### Required task
Lines containing the word "representation" should be extracted in full.
[Start Provided records]
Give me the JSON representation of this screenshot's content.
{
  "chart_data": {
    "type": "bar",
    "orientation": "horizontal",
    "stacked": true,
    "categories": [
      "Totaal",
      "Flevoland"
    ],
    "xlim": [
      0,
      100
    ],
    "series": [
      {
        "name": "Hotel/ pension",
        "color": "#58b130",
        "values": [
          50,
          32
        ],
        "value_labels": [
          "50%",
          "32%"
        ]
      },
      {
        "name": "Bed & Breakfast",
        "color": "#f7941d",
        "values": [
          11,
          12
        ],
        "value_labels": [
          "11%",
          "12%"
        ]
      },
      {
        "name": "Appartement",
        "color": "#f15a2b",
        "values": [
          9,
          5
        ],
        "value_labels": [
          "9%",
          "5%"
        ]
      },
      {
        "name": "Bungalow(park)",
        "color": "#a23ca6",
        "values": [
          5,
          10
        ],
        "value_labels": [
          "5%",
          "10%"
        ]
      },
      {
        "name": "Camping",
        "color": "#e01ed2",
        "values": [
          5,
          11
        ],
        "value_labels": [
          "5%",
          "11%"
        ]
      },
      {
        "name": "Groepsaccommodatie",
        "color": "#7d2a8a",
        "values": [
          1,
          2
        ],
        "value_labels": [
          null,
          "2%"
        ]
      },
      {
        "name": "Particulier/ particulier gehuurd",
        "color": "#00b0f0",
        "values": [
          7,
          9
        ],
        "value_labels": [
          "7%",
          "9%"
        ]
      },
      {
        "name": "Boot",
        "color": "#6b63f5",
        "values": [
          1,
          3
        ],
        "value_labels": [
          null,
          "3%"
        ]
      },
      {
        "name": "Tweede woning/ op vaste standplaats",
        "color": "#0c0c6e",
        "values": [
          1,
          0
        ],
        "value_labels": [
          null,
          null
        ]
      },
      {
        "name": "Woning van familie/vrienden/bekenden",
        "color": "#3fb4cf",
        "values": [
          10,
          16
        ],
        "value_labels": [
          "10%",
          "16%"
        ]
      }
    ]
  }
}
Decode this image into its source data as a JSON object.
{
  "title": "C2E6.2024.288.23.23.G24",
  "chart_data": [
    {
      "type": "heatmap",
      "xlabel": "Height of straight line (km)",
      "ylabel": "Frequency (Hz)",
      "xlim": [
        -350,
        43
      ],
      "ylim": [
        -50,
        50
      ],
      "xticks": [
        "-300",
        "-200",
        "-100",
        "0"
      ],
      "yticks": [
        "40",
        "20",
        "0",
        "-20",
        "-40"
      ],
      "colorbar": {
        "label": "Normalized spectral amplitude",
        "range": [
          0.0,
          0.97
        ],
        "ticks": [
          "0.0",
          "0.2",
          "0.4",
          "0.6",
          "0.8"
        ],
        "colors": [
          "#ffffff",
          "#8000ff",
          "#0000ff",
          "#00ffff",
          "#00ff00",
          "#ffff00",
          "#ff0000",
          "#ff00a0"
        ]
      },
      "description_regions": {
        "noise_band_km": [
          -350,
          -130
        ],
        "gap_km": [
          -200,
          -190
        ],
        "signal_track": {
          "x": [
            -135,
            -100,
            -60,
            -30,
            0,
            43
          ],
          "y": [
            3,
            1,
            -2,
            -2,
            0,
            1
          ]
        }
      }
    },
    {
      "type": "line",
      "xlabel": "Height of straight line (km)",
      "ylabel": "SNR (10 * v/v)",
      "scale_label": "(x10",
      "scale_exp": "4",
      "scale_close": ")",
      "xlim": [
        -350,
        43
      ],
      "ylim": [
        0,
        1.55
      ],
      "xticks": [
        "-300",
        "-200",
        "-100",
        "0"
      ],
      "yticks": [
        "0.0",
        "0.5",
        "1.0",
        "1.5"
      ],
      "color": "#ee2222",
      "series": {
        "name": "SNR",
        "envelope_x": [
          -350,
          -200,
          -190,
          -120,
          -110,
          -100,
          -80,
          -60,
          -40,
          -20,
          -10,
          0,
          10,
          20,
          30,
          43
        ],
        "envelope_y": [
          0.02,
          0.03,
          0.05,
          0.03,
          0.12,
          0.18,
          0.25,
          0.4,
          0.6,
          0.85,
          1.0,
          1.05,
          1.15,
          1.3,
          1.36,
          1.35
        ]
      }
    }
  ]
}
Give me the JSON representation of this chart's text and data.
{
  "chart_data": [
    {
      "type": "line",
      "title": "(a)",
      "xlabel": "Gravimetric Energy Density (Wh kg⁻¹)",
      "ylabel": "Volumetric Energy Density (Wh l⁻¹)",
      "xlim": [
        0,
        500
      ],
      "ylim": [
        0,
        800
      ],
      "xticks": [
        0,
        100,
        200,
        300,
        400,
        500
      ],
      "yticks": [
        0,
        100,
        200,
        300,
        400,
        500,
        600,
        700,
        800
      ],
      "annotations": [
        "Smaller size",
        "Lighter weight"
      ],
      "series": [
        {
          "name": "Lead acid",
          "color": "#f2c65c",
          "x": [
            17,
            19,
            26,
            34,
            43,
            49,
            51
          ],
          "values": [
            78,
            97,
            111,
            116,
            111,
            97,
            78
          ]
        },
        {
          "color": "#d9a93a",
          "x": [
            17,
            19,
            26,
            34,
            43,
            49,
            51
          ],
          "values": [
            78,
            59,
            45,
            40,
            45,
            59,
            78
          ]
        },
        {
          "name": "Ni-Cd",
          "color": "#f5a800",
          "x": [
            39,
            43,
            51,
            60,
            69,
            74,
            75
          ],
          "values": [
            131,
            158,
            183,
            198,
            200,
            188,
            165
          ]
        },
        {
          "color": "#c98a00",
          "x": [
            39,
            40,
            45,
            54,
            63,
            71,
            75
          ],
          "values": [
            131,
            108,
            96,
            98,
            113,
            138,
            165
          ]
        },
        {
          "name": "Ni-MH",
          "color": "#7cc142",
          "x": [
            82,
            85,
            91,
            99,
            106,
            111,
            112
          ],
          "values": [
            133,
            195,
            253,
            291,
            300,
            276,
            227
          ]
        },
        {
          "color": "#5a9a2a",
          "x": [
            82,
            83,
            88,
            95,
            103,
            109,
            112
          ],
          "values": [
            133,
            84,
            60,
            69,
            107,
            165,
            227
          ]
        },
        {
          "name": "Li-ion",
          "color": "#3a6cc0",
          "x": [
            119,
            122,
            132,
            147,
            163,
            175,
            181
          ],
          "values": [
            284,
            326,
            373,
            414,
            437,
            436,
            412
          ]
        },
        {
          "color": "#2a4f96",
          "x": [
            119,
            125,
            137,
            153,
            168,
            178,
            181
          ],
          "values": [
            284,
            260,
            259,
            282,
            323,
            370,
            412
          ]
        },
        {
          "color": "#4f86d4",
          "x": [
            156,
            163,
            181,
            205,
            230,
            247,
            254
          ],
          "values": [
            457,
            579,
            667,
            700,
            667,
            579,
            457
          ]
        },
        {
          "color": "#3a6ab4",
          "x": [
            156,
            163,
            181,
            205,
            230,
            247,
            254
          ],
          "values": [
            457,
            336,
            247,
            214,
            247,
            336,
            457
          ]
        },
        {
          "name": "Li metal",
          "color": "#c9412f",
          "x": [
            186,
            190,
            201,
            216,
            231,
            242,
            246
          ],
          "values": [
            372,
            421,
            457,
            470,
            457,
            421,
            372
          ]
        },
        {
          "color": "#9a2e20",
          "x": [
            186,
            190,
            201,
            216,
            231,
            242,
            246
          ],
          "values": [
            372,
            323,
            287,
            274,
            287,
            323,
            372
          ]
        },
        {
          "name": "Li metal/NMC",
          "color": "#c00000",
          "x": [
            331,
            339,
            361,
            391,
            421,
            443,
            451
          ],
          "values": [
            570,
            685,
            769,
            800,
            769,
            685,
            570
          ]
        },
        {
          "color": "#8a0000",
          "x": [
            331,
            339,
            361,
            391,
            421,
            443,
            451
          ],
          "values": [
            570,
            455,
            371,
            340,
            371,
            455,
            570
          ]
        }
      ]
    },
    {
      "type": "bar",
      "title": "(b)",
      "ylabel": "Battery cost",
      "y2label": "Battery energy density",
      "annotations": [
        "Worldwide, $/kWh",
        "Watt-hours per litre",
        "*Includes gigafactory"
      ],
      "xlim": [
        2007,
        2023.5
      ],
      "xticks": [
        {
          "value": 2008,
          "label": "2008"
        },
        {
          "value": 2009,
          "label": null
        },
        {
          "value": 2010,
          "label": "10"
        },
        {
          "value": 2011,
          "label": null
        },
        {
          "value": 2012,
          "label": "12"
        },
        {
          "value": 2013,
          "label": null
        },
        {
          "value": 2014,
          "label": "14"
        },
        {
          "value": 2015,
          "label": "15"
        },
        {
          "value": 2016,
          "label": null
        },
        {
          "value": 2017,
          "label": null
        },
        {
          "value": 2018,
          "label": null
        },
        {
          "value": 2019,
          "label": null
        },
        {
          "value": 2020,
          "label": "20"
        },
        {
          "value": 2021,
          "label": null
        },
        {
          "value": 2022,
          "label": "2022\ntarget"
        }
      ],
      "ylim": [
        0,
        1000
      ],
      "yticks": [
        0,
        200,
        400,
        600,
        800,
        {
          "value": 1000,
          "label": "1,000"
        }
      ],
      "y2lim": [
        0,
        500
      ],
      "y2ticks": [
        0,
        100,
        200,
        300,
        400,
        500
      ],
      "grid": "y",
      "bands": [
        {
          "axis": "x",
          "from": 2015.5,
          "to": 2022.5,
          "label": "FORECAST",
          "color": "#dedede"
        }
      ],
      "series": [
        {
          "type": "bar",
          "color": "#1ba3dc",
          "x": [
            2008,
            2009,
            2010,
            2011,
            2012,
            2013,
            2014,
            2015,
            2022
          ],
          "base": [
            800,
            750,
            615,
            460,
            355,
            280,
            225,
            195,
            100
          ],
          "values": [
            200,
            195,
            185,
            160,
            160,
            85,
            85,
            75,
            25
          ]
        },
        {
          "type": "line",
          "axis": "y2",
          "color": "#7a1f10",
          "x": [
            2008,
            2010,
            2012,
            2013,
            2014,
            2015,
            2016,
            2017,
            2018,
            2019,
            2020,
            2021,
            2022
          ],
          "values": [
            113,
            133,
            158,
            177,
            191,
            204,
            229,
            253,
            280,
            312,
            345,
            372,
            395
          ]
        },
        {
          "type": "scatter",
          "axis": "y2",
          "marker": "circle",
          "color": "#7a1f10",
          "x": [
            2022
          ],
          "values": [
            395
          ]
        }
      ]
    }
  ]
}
[End Provided records]
### Output of the exercise
Give me the JSON representation of this screenshot's content.
Give me the JSON representation of this chart's text and data.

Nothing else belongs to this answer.